TASK DIRECTIONS
Identify each line below that contains the word "Rate", and copy it out.

··· EXTRACTED ENTRIES

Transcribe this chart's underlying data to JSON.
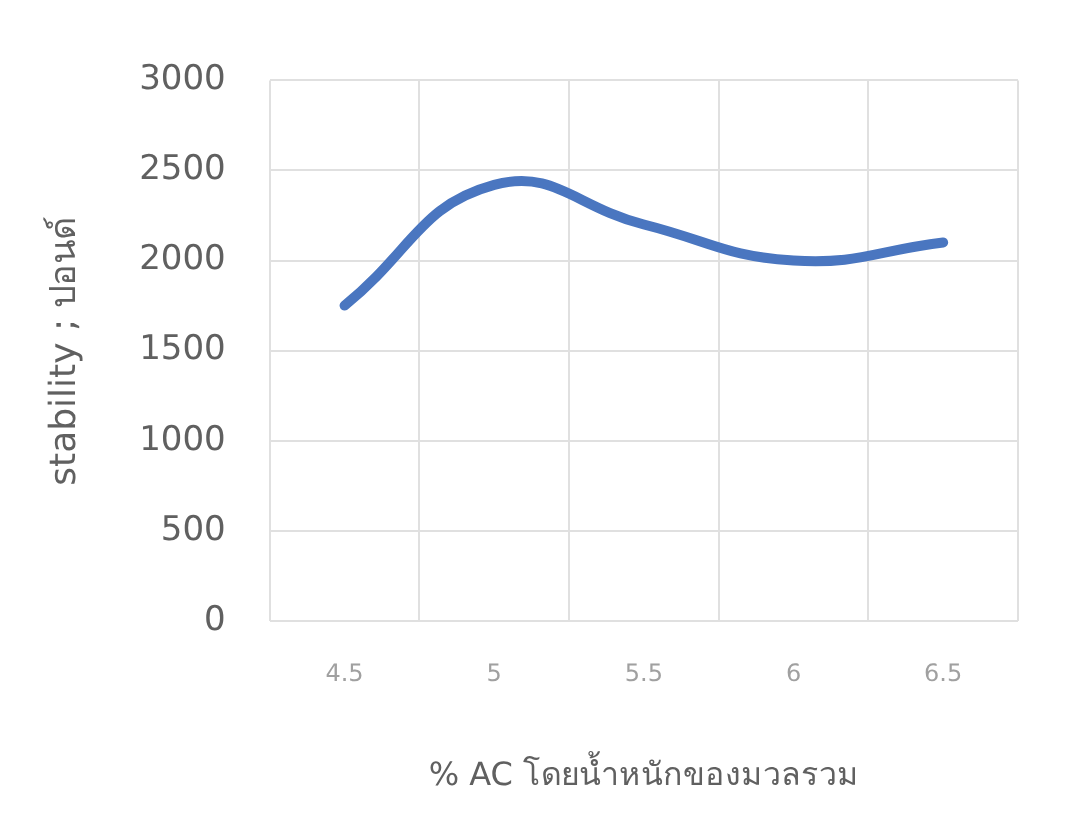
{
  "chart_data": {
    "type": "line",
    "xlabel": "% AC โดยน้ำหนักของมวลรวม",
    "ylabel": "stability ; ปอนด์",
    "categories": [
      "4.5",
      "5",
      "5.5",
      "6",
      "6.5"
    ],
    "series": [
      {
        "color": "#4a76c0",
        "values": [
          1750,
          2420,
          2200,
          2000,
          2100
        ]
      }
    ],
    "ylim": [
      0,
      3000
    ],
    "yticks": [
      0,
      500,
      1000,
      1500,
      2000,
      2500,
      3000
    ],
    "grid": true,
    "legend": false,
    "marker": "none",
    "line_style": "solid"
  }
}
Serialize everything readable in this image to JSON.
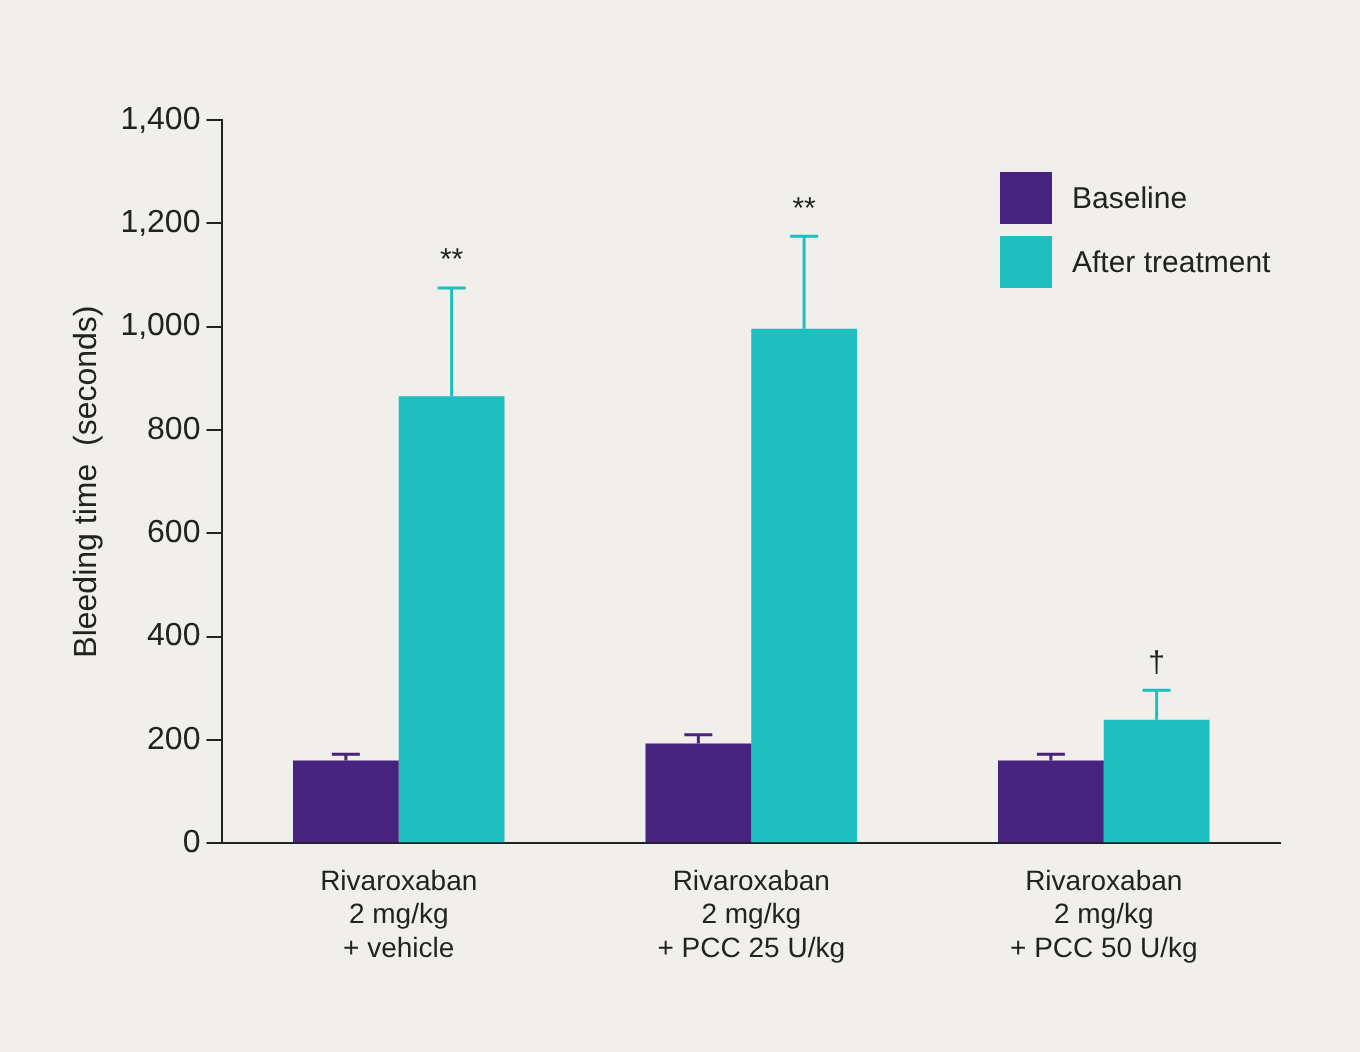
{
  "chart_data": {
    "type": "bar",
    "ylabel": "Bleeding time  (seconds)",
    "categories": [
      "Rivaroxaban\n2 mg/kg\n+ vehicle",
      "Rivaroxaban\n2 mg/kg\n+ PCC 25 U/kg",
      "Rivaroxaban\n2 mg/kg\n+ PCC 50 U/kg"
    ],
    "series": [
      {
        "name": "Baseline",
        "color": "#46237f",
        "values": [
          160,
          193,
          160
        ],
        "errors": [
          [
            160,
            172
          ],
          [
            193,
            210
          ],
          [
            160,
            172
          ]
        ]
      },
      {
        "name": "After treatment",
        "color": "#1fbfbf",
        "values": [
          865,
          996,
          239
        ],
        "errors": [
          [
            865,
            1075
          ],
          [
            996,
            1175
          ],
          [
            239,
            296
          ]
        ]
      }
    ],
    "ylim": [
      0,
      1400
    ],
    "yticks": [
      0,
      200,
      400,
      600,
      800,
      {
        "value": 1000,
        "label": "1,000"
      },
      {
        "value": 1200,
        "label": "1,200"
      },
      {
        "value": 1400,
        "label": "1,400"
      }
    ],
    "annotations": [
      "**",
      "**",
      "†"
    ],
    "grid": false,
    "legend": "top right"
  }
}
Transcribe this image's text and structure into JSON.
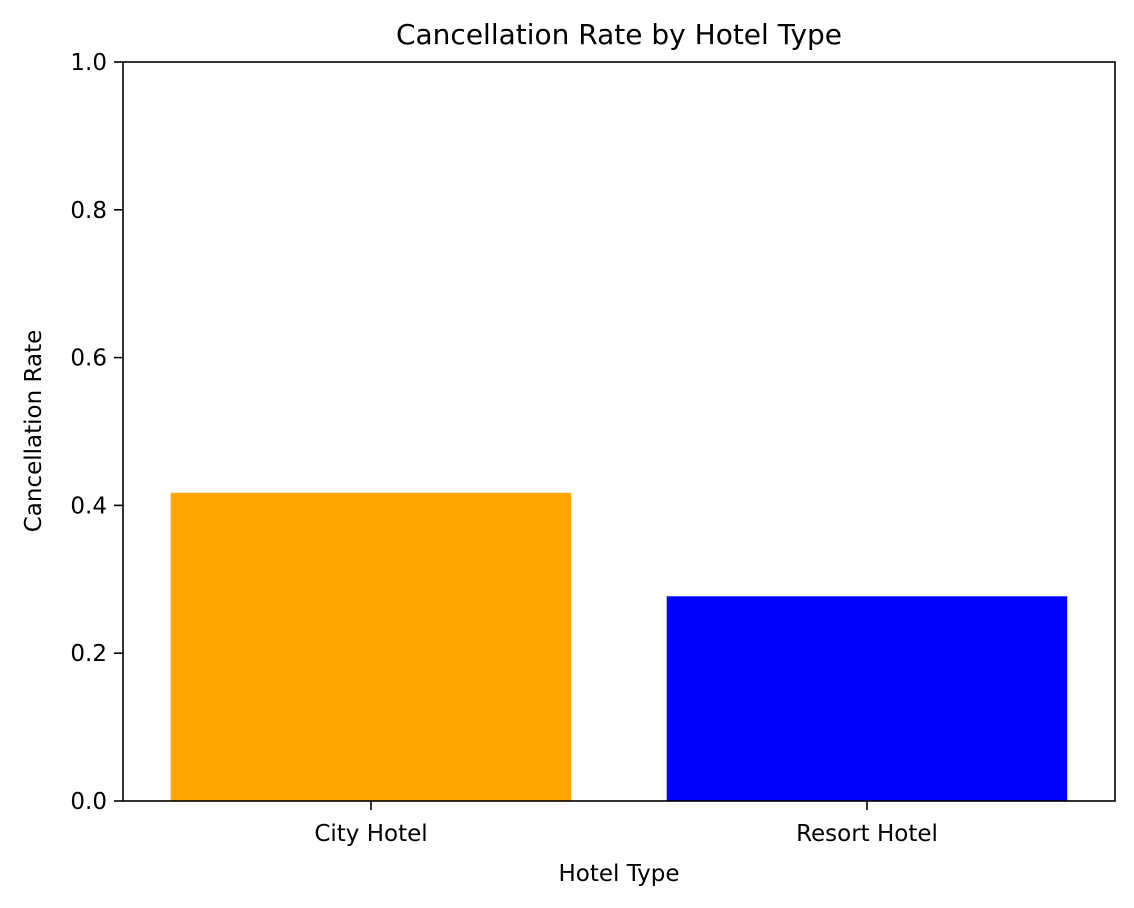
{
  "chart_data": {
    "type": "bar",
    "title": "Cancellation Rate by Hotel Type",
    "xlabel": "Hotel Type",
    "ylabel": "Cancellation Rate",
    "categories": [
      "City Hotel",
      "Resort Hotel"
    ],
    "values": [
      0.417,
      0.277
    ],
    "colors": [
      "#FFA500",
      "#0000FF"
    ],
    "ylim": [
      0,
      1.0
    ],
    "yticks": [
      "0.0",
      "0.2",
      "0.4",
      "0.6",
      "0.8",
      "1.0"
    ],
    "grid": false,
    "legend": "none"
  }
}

······

WRITTEN SOLUTION
    "title": "Cancellation Rate by Hotel Type",
    "ylabel": "Cancellation Rate",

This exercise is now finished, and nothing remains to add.